_Der Textauszug_.
Das Thema Flucht und Vertreibung ist derzeit aktuell wie lange nicht mehr. Um ihren Inhalt zu begreifen, wäre auch die Aufarbeitung der Geschichte hilfreich. Doch die spezielle deutsche Stiftung versagt.

Derzeit sind allein in Deutschland 950 000 Schutzsuchende registriert worden. Der Vorsitzende der Innenministerkonferenz, Roger Lewentz (SPD), rechnet mit mehr als einer Million Flüchtlinge noch vor Weihnachten. Ihnen Obdach zu bieten und die Chance zur Integration einzuräumen, ist eine gewaltige Herausforderung. Gewiss ließen sich in der Geschichte, auch der eigenen deutschen, Hinweise zu einem friedvollen, konstruktiven Umgang miteinander finden. Oder auch das Gegenteil. Was zumindest helfen kann, Fehler zu vermeiden.

Seit Ende 2008 gibt es in Berlin eine Bundesstiftung »Flucht, Vertreibung, Versöhnung«. Schon ihre Gründung war begleitet von intensiven politischen Debatten, die auch außerhalb deutscher Grenzen zum Teil sehr erbittert geführt worden sind. Im entsprechenden Gesetz wies man dem Gremium den Auftrag zu, »im Geiste der Versöhnung die Erinnerung und das Gedenken an Flucht und Vertreibung im 20. Jahrhundert im historischen Kontext des Zweiten Weltkrieges und der nationalsozialistischen Expansions- und Vernichtungspolitik und ihren Folgen wachzuhalten«.

Sinnstiftend?

Die Stiftung »Flucht, Vertreibung, Versöhnung« ist mit Inkrafttreten des Gesetzes zur Errichtung einer Stiftung »Deutsches Historisches Museum« am 30. Dezember 2008 als Stiftung des öffentlichen Rechts in Berlin errichtet worden. Das Deutschlandhaus in Berlin-Kreuzberg soll das Ausstellungs-, Dokumentations- und Informationszentrum beherbergen.

Eigentlich soll die Stiftung eine Dauerausstellung über die Vertreibung von 60 bis 80 Millionen Menschen in der ersten Hälfte des 20. Jahrhunderts erarbeiten. Doch noch immer kann man sich nicht über die Inhalte einigen. Was zugegeben auch schwer ist, weil von Anfang an dem Bund der Vertriebenen (BdV) im Stiftungsrat eine gewisse Vorherrschaft und damit der Aufarbeitung eine eindeutige politische Orientierung eingeräumt wurde.

Der BdV schickt sechs Vertreter in das Gremium, das aus 21 Mitgliedern besteht. 19 von ihnen werden vom Bundestag gewählt. Insgesamt ist das Wahlverfahren durch den Bundestag höchst undemokratisch. Das Parlament kann nämlich nur über einen Gesamtvorschlag entscheiden und ist gezwungen, entweder mit einem »Ja«, also auch zur Übermacht des BdV zu stimmen oder mit einem »Nein« zu votieren - womit man zugleich die von den Kirchen und dem Zentralrat der Juden benannten Vertreter ablehnt.

_Ausgelesene Daten_.

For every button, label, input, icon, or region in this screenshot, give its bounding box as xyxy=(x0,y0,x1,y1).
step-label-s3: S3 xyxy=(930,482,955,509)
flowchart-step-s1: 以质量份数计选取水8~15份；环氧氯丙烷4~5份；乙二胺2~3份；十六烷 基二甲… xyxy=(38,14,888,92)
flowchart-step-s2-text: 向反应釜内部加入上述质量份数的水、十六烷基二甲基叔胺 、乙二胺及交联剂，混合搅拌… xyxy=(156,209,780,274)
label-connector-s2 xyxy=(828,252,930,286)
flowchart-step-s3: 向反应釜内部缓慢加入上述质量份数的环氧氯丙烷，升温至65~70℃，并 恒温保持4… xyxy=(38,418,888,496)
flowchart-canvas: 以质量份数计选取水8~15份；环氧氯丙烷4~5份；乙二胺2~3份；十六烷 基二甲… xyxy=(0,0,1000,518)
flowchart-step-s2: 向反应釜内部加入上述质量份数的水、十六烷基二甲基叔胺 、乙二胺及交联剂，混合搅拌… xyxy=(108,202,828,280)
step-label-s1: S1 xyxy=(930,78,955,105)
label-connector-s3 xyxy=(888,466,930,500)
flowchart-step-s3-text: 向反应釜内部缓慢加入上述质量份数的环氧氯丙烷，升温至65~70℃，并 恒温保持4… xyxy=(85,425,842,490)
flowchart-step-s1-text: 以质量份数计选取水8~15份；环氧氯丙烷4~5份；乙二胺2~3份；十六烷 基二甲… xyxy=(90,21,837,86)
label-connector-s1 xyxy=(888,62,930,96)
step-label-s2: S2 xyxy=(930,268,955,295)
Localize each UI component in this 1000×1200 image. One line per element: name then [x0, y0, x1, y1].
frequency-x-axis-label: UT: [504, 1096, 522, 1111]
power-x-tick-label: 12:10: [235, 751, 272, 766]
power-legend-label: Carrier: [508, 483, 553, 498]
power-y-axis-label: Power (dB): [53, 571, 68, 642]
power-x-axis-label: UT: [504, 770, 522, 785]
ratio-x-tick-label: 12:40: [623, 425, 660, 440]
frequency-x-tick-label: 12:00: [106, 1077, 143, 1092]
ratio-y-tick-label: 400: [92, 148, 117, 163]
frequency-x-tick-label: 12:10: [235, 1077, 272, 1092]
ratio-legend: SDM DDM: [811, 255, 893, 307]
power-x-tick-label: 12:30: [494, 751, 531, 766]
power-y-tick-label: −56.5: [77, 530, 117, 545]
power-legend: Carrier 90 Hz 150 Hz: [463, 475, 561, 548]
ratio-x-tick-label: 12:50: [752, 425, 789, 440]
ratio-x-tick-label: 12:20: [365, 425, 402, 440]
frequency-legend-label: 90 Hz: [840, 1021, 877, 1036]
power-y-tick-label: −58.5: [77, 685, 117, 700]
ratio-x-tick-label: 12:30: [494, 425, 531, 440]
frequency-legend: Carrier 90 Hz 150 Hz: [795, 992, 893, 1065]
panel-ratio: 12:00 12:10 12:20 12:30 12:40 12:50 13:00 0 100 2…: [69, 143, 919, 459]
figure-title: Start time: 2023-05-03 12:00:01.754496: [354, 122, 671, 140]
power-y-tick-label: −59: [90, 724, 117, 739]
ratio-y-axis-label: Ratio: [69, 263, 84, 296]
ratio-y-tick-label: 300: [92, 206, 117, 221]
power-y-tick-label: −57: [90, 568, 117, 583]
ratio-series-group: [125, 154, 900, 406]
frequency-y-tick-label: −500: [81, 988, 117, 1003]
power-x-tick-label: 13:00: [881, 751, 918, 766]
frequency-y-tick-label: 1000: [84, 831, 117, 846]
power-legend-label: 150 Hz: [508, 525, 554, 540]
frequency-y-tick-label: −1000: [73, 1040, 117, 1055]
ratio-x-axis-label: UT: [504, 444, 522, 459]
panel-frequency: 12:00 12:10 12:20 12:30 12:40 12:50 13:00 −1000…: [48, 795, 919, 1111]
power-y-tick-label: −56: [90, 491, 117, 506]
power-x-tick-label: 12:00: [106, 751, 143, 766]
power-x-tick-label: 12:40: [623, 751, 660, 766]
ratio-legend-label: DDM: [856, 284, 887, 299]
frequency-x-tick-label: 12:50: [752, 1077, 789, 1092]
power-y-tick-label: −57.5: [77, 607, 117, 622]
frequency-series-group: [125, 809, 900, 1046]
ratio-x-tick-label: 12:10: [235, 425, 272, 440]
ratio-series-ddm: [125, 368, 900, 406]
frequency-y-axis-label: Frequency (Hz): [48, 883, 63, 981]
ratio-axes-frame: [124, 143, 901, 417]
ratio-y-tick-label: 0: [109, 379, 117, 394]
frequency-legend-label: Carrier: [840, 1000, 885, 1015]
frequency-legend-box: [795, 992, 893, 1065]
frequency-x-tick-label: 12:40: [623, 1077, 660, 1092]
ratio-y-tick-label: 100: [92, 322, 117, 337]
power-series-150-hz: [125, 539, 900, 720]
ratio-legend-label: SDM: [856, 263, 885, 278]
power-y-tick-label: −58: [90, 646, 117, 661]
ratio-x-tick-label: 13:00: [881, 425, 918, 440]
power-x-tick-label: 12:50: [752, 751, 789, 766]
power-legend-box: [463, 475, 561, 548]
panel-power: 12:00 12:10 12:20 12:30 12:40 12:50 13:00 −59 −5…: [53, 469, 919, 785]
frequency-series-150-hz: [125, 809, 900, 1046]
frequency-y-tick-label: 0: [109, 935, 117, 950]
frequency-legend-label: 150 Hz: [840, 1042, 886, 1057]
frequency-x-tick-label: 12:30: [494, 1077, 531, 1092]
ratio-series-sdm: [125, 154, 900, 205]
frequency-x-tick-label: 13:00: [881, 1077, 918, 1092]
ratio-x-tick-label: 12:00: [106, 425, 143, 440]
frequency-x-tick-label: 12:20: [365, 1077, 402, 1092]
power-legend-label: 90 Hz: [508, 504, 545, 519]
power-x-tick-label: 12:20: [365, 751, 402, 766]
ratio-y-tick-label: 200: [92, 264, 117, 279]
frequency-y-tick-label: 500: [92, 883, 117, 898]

_Deine Aufgaben_.
1/ Beantworte diese Fragen zum Text über die Stiftung »Flucht, Vertreibung, Versöhnung«:
(a) Wie viele Schutzsuchende sind derzeit allein in Deutschland registriert?
(b) An welchem Tag wurde die Stiftung errichtet?
(c) Wie viele Vertreter schickt der BdV in den Stiftungsrat?
2/ Schreib den Text über die Stiftung »Flucht, Vertreibung, Versöhnung« weiter, und zwar ab seinem letzten Satz.
Diese Einträge kommen aus einer anderen Quelle als der Text.

_Die Lösungen_.
1/
(a) 950 000
(b) Am 30. Dezember 2008
(c) Sechs

2/
Innerhalb der Bundesrepublik ist die Gründung einer solchen Stiftung weithin vergessen. Doch bei den Nachbarn Deutschlands schwelt der Ärger weiter. Sie befürchten nicht zu unrecht, dass vor allem die Flucht und die Vertreibung Deutscher am Ende des Zweiten Weltkrieges thematisiert werden sollen. Sie wollen jedoch auch das Leid ihrer Völker, hervorgerufen vor allem durch den Überfall Deutschlands, respektiert und dargestellt wissen. Noch liegt nichts vor, was man begutachten könnte. Die Stiftung erfüllt ihren Auftrag seit nunmehr sieben Jahren nicht. Sie beschäftigt sich ausschließlich mit sich.

Vor einigen Tagen gab es mal wieder eine Sitzung des Stiftungsrates. Im Anschluss erklärte deren Vorsitzende, Kulturstaatsministerin Prof. Monika Grütters (CDU), dass Einigkeit bestanden habe, »jetzt möglichst zügig eine Lösung für den Direktorenposten zu finden«. Zugegeben, Grütters hat das Dilemma mit der Stiftung nur zum Teil zu verantworten, sie hat es geerbt. Doch auch ihr kommt nur in den Sinn, »eine Findungskommission einzusetzen, der je ein Vertreter der in den Stiftungsrat Mitglieder entsendenden Gruppen angehören soll«. Bis zum Antritt eines neuen Direktors oder einer neuen Direktorin wurde Uwe Neumärker als interimistischer Leiter mit den Befugnissen eines Direktors bestätigt.

Das Amt kann er vermutlich noch lange ausfüllen, ohne dass sich irgendetwas bewegt. Innerhalb nur eines Jahres wurden bei der Stiftung zwei reguläre Direktoren eingesetzt und entlassen. Der erste, Manfred Kittel, Geschichtsprofessor an der Universität Regensburg, hatte sich mit seinem Beraterkreis nicht verstanden. Der Direktor des Willy-Brandt-Hauses in Wroclaw, Krzysztof Ruchniewicz, und der Warschauer Historiker Pjotr Madajczyk äußerten die von Anfang an bestehende Sorge, dass die Opferrolle der Deutschen überhöht werden soll. Grütters entließ Kittel.

Seinem Nachfolger Winfried Halder, einem »Konsenskandidaten«, den man unter 40 Bewerbern ausgesucht hatte, eilte Lob voran. Lob vom Bund der Vertriebenen. Der bislang unterschwellige Konflikt eskalierte. Aus Protest gegen Halders Ernennung traten fünf der 14 Mitglieder des wissenschaftlichen Beraterkreises zurück. Darunter beide polnischen Vertreter. Die Internationalität des Gremiums ist nur noch einer Farce. Zu allem Überfluss winkte dann auch noch Halder ab. Er bleibe lieber in Düsseldorf Direktor der »Stiftung Gerhart-Hauptmann-Haus - Deutsch-osteuropäisches Forum«.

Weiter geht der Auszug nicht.